Items:
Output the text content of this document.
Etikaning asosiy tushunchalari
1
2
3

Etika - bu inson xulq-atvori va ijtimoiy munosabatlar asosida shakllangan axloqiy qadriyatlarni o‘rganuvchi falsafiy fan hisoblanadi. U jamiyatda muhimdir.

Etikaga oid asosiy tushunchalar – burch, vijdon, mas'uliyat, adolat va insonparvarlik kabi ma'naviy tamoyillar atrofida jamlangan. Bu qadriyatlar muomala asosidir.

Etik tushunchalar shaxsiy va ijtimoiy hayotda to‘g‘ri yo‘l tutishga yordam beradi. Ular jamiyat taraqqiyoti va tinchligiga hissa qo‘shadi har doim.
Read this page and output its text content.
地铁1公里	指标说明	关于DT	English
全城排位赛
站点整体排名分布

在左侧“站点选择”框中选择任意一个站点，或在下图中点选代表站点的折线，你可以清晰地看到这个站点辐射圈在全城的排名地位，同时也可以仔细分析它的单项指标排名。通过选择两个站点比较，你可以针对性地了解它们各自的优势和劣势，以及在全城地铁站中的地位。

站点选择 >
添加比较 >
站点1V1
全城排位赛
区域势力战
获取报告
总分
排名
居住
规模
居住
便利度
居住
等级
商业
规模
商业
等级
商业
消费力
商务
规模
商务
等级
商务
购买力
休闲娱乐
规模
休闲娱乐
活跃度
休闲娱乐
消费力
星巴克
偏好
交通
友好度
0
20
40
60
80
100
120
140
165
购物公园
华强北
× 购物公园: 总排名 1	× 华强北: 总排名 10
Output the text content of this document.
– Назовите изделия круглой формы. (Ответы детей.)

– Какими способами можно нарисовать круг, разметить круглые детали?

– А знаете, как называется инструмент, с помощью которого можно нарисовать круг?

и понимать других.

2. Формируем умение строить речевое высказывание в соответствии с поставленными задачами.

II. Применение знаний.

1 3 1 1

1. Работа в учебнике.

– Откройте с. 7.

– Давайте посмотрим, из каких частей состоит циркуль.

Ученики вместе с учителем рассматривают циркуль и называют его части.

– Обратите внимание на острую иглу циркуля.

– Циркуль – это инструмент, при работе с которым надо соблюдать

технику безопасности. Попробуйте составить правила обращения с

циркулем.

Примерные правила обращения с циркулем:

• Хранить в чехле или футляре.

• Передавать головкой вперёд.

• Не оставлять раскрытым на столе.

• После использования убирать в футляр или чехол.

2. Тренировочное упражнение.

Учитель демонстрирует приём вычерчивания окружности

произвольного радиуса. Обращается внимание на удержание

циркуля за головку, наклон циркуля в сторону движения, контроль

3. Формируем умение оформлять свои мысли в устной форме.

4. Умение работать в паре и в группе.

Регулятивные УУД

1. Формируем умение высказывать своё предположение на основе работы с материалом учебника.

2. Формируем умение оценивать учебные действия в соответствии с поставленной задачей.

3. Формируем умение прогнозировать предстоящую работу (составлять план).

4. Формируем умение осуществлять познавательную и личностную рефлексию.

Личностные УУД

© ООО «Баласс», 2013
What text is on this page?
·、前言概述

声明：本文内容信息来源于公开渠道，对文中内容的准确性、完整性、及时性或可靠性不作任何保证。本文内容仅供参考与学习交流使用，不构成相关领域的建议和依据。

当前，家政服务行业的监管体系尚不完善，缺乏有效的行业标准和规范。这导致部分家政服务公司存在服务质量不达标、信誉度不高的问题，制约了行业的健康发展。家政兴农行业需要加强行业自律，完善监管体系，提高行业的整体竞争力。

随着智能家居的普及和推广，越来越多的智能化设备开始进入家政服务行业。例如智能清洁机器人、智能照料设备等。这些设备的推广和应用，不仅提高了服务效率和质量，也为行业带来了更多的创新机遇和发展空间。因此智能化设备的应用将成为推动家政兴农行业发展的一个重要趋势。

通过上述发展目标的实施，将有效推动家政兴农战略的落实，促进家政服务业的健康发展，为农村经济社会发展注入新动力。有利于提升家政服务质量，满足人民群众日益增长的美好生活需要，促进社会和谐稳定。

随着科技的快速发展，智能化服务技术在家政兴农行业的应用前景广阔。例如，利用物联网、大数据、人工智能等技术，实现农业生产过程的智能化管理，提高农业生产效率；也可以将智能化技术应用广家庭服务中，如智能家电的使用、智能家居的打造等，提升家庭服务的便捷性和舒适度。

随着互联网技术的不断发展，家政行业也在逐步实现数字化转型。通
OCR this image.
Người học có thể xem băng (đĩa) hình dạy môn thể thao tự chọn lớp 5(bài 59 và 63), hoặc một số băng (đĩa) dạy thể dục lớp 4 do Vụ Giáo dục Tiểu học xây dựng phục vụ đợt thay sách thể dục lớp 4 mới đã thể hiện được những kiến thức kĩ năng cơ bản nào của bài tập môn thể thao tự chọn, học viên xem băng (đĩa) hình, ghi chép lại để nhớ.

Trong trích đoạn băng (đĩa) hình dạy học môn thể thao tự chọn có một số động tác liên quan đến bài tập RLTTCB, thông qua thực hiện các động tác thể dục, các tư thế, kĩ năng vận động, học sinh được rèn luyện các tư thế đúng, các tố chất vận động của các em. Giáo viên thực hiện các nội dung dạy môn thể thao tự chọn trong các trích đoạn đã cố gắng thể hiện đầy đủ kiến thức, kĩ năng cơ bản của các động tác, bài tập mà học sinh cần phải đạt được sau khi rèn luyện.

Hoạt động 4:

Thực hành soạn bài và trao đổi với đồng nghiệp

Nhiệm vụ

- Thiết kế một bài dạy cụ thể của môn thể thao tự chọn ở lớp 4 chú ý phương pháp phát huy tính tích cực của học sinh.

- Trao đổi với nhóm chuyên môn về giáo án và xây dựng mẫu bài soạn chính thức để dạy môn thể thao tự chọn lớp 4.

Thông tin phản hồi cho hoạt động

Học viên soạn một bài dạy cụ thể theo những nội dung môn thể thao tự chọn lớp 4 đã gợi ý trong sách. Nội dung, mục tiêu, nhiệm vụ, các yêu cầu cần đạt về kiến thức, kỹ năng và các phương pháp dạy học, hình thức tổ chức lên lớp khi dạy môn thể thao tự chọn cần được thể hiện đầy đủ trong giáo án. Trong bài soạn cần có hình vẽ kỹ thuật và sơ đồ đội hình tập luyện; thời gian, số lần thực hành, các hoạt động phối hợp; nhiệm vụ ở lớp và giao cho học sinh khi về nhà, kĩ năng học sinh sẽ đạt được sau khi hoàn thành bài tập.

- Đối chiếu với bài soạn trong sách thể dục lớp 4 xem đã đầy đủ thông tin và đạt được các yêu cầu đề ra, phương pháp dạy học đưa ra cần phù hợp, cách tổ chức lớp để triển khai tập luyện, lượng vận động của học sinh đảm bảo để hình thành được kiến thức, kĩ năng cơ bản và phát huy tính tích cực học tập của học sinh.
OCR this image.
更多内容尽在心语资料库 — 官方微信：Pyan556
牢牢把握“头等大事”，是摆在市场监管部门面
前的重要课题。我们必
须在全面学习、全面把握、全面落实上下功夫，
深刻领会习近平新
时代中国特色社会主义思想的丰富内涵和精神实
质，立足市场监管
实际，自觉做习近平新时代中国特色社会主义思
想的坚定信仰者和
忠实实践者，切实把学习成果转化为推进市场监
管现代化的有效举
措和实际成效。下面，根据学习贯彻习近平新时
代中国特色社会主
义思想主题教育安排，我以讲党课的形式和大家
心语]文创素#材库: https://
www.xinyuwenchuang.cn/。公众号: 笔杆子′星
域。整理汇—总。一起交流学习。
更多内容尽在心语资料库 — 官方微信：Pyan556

What is required:
Copy the entries above exactly, leaving none out.

Final answer:
Output the text content of this document.
Etikaning asosiy tushunchalari
1
2
3

Etika - bu inson xulq-atvori va ijtimoiy munosabatlar asosida shakllangan axloqiy qadriyatlarni o‘rganuvchi falsafiy fan hisoblanadi. U jamiyatda muhimdir.

Etikaga oid asosiy tushunchalar – burch, vijdon, mas'uliyat, adolat va insonparvarlik kabi ma'naviy tamoyillar atrofida jamlangan. Bu qadriyatlar muomala asosidir.

Etik tushunchalar shaxsiy va ijtimoiy hayotda to‘g‘ri yo‘l tutishga yordam beradi. Ular jamiyat taraqqiyoti va tinchligiga hissa qo‘shadi har doim.
Read this page and output its text content.
地铁1公里	指标说明	关于DT	English
全城排位赛
站点整体排名分布

在左侧“站点选择”框中选择任意一个站点，或在下图中点选代表站点的折线，你可以清晰地看到这个站点辐射圈在全城的排名地位，同时也可以仔细分析它的单项指标排名。通过选择两个站点比较，你可以针对性地了解它们各自的优势和劣势，以及在全城地铁站中的地位。

站点选择 >
添加比较 >
站点1V1
全城排位赛
区域势力战
获取报告
总分
排名
居住
规模
居住
便利度
居住
等级
商业
规模
商业
等级
商业
消费力
商务
规模
商务
等级
商务
购买力
休闲娱乐
规模
休闲娱乐
活跃度
休闲娱乐
消费力
星巴克
偏好
交通
友好度
0
20
40
60
80
100
120
140
165
购物公园
华强北
× 购物公园: 总排名 1	× 华强北: 总排名 10
Output the text content of this document.
– Назовите изделия круглой формы. (Ответы детей.)

– Какими способами можно нарисовать круг, разметить круглые детали?

– А знаете, как называется инструмент, с помощью которого можно нарисовать круг?

и понимать других.

2. Формируем умение строить речевое высказывание в соответствии с поставленными задачами.

II. Применение знаний.

1 3 1 1

1. Работа в учебнике.

– Откройте с. 7.

– Давайте посмотрим, из каких частей состоит циркуль.

Ученики вместе с учителем рассматривают циркуль и называют его части.

– Обратите внимание на острую иглу циркуля.

– Циркуль – это инструмент, при работе с которым надо соблюдать

технику безопасности. Попробуйте составить правила обращения с

циркулем.

Примерные правила обращения с циркулем:

• Хранить в чехле или футляре.

• Передавать головкой вперёд.

• Не оставлять раскрытым на столе.

• После использования убирать в футляр или чехол.

2. Тренировочное упражнение.

Учитель демонстрирует приём вычерчивания окружности

произвольного радиуса. Обращается внимание на удержание

циркуля за головку, наклон циркуля в сторону движения, контроль

3. Формируем умение оформлять свои мысли в устной форме.

4. Умение работать в паре и в группе.

Регулятивные УУД

1. Формируем умение высказывать своё предположение на основе работы с материалом учебника.

2. Формируем умение оценивать учебные действия в соответствии с поставленной задачей.

3. Формируем умение прогнозировать предстоящую работу (составлять план).

4. Формируем умение осуществлять познавательную и личностную рефлексию.

Личностные УУД

© ООО «Баласс», 2013
What text is on this page?
·、前言概述

声明：本文内容信息来源于公开渠道，对文中内容的准确性、完整性、及时性或可靠性不作任何保证。本文内容仅供参考与学习交流使用，不构成相关领域的建议和依据。

当前，家政服务行业的监管体系尚不完善，缺乏有效的行业标准和规范。这导致部分家政服务公司存在服务质量不达标、信誉度不高的问题，制约了行业的健康发展。家政兴农行业需要加强行业自律，完善监管体系，提高行业的整体竞争力。

随着智能家居的普及和推广，越来越多的智能化设备开始进入家政服务行业。例如智能清洁机器人、智能照料设备等。这些设备的推广和应用，不仅提高了服务效率和质量，也为行业带来了更多的创新机遇和发展空间。因此智能化设备的应用将成为推动家政兴农行业发展的一个重要趋势。

通过上述发展目标的实施，将有效推动家政兴农战略的落实，促进家政服务业的健康发展，为农村经济社会发展注入新动力。有利于提升家政服务质量，满足人民群众日益增长的美好生活需要，促进社会和谐稳定。

随着科技的快速发展，智能化服务技术在家政兴农行业的应用前景广阔。例如，利用物联网、大数据、人工智能等技术，实现农业生产过程的智能化管理，提高农业生产效率；也可以将智能化技术应用广家庭服务中，如智能家电的使用、智能家居的打造等，提升家庭服务的便捷性和舒适度。

随着互联网技术的不断发展，家政行业也在逐步实现数字化转型。通
OCR this image.
Người học có thể xem băng (đĩa) hình dạy môn thể thao tự chọn lớp 5(bài 59 và 63), hoặc một số băng (đĩa) dạy thể dục lớp 4 do Vụ Giáo dục Tiểu học xây dựng phục vụ đợt thay sách thể dục lớp 4 mới đã thể hiện được những kiến thức kĩ năng cơ bản nào của bài tập môn thể thao tự chọn, học viên xem băng (đĩa) hình, ghi chép lại để nhớ.

Trong trích đoạn băng (đĩa) hình dạy học môn thể thao tự chọn có một số động tác liên quan đến bài tập RLTTCB, thông qua thực hiện các động tác thể dục, các tư thế, kĩ năng vận động, học sinh được rèn luyện các tư thế đúng, các tố chất vận động của các em. Giáo viên thực hiện các nội dung dạy môn thể thao tự chọn trong các trích đoạn đã cố gắng thể hiện đầy đủ kiến thức, kĩ năng cơ bản của các động tác, bài tập mà học sinh cần phải đạt được sau khi rèn luyện.

Hoạt động 4:

Thực hành soạn bài và trao đổi với đồng nghiệp

Nhiệm vụ

- Thiết kế một bài dạy cụ thể của môn thể thao tự chọn ở lớp 4 chú ý phương pháp phát huy tính tích cực của học sinh.

- Trao đổi với nhóm chuyên môn về giáo án và xây dựng mẫu bài soạn chính thức để dạy môn thể thao tự chọn lớp 4.

Thông tin phản hồi cho hoạt động

Học viên soạn một bài dạy cụ thể theo những nội dung môn thể thao tự chọn lớp 4 đã gợi ý trong sách. Nội dung, mục tiêu, nhiệm vụ, các yêu cầu cần đạt về kiến thức, kỹ năng và các phương pháp dạy học, hình thức tổ chức lên lớp khi dạy môn thể thao tự chọn cần được thể hiện đầy đủ trong giáo án. Trong bài soạn cần có hình vẽ kỹ thuật và sơ đồ đội hình tập luyện; thời gian, số lần thực hành, các hoạt động phối hợp; nhiệm vụ ở lớp và giao cho học sinh khi về nhà, kĩ năng học sinh sẽ đạt được sau khi hoàn thành bài tập.

- Đối chiếu với bài soạn trong sách thể dục lớp 4 xem đã đầy đủ thông tin và đạt được các yêu cầu đề ra, phương pháp dạy học đưa ra cần phù hợp, cách tổ chức lớp để triển khai tập luyện, lượng vận động của học sinh đảm bảo để hình thành được kiến thức, kĩ năng cơ bản và phát huy tính tích cực học tập của học sinh.
OCR this image.
更多内容尽在心语资料库 — 官方微信：Pyan556
牢牢把握“头等大事”，是摆在市场监管部门面
前的重要课题。我们必
须在全面学习、全面把握、全面落实上下功夫，
深刻领会习近平新
时代中国特色社会主义思想的丰富内涵和精神实
质，立足市场监管
实际，自觉做习近平新时代中国特色社会主义思
想的坚定信仰者和
忠实实践者，切实把学习成果转化为推进市场监
管现代化的有效举
措和实际成效。下面，根据学习贯彻习近平新时
代中国特色社会主
义思想主题教育安排，我以讲党课的形式和大家
心语]文创素#材库: https://
www.xinyuwenchuang.cn/。公众号: 笔杆子′星
域。整理汇—总。一起交流学习。
更多内容尽在心语资料库 — 官方微信：Pyan556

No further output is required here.